#### [EXERCISE AIM]
Count every line that has "支払家賃額" in it and give the total, nothing more.

↓

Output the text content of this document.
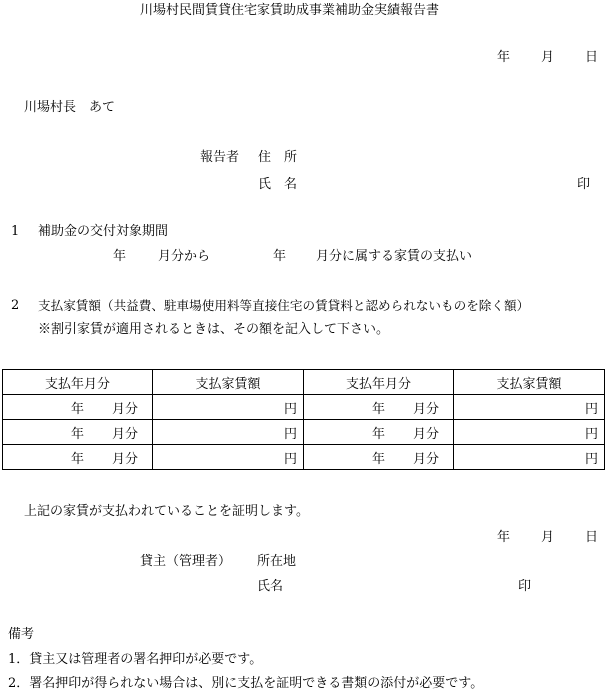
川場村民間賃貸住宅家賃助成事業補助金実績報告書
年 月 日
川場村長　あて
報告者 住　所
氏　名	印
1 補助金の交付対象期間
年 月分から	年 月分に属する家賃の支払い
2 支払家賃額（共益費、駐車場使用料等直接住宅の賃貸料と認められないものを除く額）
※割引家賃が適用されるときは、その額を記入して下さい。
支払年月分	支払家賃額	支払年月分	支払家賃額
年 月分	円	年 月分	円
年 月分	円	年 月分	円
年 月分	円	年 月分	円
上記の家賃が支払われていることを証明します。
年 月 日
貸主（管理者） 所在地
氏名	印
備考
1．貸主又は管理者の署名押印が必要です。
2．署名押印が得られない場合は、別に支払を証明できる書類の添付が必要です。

↑
↓

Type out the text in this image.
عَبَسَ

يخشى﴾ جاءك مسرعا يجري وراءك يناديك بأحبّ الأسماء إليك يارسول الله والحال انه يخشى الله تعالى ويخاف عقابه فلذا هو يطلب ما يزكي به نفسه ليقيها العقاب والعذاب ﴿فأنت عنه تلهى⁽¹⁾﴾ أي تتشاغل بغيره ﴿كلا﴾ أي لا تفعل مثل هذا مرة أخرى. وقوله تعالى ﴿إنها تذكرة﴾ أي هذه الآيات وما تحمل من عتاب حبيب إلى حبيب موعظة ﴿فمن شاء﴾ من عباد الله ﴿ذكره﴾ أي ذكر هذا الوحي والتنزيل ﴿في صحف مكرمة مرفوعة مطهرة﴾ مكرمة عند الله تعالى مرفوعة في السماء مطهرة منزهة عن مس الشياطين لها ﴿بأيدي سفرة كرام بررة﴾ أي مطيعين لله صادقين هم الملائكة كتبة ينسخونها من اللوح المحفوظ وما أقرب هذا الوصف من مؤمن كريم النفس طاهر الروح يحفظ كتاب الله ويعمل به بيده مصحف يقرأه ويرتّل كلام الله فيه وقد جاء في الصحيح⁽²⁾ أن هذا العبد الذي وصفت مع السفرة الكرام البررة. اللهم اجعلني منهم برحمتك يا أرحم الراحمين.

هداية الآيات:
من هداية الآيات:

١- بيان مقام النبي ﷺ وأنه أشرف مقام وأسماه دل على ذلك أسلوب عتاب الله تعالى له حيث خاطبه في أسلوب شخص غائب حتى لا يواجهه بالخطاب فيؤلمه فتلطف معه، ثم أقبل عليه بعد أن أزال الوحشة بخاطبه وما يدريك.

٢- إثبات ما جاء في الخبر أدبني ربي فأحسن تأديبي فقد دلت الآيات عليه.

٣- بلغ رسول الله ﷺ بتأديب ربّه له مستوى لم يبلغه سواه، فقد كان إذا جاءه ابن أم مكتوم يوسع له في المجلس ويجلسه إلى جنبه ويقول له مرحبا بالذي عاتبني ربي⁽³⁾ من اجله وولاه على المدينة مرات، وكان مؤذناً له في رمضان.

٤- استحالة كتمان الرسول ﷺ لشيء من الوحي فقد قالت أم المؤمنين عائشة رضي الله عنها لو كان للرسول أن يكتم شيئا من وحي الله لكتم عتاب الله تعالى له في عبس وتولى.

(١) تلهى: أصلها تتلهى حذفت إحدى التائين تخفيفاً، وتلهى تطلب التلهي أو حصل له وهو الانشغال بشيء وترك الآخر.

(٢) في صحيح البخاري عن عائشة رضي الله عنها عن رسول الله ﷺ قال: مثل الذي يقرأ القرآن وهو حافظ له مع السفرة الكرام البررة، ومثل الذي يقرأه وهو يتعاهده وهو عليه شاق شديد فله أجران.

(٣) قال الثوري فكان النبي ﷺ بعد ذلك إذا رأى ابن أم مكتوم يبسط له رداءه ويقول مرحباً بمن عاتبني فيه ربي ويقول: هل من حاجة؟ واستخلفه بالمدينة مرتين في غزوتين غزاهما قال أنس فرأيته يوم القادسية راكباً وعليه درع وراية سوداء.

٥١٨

↑

#### [CORRECT RESPONSE]
2